> [Aim of the task]:
Without the pictures, can you quote each line below exactly?

> [Supplied data]:
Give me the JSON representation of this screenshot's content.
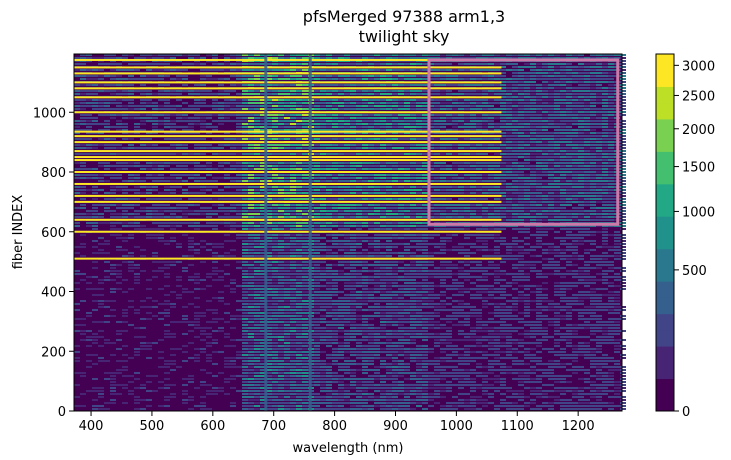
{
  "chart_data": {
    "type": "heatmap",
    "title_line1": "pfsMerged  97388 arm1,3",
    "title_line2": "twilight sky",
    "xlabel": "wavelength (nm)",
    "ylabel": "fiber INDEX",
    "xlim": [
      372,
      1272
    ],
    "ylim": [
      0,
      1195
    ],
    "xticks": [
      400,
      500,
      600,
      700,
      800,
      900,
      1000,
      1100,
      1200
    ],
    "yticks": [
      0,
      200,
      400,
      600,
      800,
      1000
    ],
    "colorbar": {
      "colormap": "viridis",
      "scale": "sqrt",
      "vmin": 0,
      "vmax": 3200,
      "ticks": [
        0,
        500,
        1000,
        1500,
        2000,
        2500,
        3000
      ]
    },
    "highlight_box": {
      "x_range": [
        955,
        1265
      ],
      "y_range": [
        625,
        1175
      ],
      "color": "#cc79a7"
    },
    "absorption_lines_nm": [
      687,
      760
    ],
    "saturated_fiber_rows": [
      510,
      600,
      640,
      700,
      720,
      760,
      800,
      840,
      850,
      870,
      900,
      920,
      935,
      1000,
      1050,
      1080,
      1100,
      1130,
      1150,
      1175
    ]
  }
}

> [Written solution]:
Give me the JSON representation of this screenshot's content.
{
  "chart_data": {
    "type": "heatmap",
    "title_line1": "pfsMerged  97388 arm1,3",
    "title_line2": "twilight sky",
    "xlabel": "wavelength (nm)",
    "ylabel": "fiber INDEX",
    "xlim": [
      372,
      1272
    ],
    "ylim": [
      0,
      1195
    ],
    "xticks": [
      400,
      500,
      600,
      700,
      800,
      900,
      1000,
      1100,
      1200
    ],
    "yticks": [
      0,
      200,
      400,
      600,
      800,
      1000
    ],
    "colorbar": {
      "colormap": "viridis",
      "scale": "sqrt",
      "vmin": 0,
      "vmax": 3200,
      "ticks": [
        0,
        500,
        1000,
        1500,
        2000,
        2500,
        3000
      ]
    },
    "highlight_box": {
      "x_range": [
        955,
        1265
      ],
      "y_range": [
        625,
        1175
      ],
      "color": "#cc79a7"
    },
    "absorption_lines_nm": [
      687,
      760
    ],
    "saturated_fiber_rows": [
      510,
      600,
      640,
      700,
      720,
      760,
      800,
      840,
      850,
      870,
      900,
      920,
      935,
      1000,
      1050,
      1080,
      1100,
      1130,
      1150,
      1175
    ]
  }
}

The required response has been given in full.